---- DOCUMENT EXCERPT
The ANRP presidential candidate took to the Centre’s Facebook page to show his displeasure and argue that his statistics is correct.

“What kind of nasty reporting are you guys doing at ICIR?” he’d asked. “If you want to play James Bond, better get your fact right. According to worldpoverty.io, we have 89m people EXTREMELY POOR. What is extremely poor if not food poor? Dudes, get your act right if you want to go to town rubbishing people.”

Checks showed, however, that food poverty cannot be equated to extreme or absolute poverty in this manner.

Again, in March, Fasua, arguing in favour of a multi-party political system, wrote that there are 89 parties in the United States, 1600 in India, 40 in the United Kingdom, and 68 in South Africa. Gazettes and websites belonging to the electoral commissions in these countries, however, declared the true figures to be 45, 2099, 405, and 599 respectively.

After this fact-check was published, Fasua replied on Twitter to say he thinks the newspaper is “run by neophytes” and has a style that is “really immature and preposterous”. He went on to provide his sources, that included four links: two to Wikipedia articles that contain a list of parties in the US and South Africa, one to a RationalWiki article, and the last to a 2015 report by Times of India.

“I rounded off India to 1600 because they are too many. Actually, it’s growing daily and around 1866 now,” he added, still citing the 2015 figure that has since been updated to over 2000.
--------
---- STORED DATA
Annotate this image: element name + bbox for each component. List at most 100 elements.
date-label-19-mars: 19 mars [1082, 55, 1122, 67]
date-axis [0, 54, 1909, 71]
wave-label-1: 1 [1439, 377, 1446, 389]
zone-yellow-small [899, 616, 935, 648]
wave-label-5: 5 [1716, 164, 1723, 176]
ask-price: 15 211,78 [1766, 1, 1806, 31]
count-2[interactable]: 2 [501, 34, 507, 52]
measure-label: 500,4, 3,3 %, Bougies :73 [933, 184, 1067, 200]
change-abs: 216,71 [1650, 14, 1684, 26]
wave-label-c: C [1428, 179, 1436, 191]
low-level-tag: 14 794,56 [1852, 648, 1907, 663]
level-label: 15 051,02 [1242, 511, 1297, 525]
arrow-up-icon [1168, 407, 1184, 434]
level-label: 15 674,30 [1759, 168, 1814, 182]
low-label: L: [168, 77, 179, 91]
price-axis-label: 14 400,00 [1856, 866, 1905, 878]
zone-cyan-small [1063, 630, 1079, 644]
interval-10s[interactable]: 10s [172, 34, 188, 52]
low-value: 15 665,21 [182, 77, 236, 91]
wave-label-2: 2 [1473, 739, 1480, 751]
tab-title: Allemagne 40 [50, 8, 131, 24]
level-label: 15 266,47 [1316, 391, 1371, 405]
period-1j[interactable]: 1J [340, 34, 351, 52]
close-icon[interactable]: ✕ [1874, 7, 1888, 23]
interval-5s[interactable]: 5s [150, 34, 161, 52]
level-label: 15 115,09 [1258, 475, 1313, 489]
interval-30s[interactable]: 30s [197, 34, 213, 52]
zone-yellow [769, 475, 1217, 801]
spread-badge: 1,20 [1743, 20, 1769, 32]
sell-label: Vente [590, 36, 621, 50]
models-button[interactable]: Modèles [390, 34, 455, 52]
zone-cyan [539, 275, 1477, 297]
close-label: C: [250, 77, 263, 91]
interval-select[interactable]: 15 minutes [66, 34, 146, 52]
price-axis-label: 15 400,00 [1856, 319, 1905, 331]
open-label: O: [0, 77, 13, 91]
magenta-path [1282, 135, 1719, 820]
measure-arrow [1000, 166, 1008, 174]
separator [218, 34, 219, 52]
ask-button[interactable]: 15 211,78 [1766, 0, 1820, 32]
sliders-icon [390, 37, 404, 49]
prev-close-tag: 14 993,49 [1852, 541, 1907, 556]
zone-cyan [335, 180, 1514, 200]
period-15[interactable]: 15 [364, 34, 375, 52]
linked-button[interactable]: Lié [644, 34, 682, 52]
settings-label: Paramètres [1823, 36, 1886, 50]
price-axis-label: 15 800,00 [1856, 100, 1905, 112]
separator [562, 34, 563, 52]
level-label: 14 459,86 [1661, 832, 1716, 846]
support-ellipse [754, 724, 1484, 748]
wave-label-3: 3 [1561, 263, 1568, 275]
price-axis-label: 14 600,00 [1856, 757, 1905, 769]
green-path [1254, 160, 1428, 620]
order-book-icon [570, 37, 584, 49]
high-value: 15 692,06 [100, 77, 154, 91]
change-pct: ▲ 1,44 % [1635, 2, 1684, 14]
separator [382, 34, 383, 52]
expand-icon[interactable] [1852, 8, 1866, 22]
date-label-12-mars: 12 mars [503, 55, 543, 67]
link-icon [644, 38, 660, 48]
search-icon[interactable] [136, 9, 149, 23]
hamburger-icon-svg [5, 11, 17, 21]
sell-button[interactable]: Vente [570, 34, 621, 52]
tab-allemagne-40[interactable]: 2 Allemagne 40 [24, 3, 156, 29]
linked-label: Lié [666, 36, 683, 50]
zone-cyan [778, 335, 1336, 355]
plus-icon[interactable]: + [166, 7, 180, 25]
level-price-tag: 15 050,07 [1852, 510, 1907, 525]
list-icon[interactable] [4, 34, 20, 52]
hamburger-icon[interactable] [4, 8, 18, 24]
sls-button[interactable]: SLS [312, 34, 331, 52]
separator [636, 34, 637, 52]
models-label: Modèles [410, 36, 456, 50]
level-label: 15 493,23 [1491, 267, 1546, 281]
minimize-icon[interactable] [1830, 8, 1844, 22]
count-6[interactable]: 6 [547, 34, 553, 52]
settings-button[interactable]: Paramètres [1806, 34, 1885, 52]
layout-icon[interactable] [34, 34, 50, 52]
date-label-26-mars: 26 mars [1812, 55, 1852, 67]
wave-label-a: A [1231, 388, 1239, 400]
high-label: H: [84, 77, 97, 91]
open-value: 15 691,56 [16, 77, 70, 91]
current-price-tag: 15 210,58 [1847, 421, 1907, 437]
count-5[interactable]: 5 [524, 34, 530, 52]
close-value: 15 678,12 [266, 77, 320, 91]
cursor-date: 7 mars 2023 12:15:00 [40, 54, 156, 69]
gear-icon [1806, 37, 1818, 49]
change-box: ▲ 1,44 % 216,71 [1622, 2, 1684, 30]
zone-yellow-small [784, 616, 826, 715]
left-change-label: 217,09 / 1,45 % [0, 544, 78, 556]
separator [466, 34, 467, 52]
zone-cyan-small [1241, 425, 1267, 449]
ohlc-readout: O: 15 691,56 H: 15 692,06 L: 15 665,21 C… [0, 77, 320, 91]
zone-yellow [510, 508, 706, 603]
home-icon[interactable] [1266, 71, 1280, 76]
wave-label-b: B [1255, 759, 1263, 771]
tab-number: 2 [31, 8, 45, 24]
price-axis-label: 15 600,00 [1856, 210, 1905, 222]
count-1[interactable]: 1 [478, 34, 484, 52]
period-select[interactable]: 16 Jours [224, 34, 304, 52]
--------
WHAT TO WORK ON:
A. Please transcribe the fact-check excerpt, starting with "After this fact-check" and going on through "Times of India.".
B. In the fact-check excerpt, what number of political parties in the United Kingdom did the electoral commission sources give?
You won't need the listing for this.

SOLVED PROBLEMS:
A.
After this fact-check was published, Fasua replied on Twitter to say he thinks the newspaper is “run by neophytes” and has a style that is “really immature and preposterous”. He went on to provide his sources, that included four links: two to Wikipedia articles that contain a list of parties in the US and South Africa, one to a RationalWiki article, and the last to a 2015 report by Times of India.

B. 405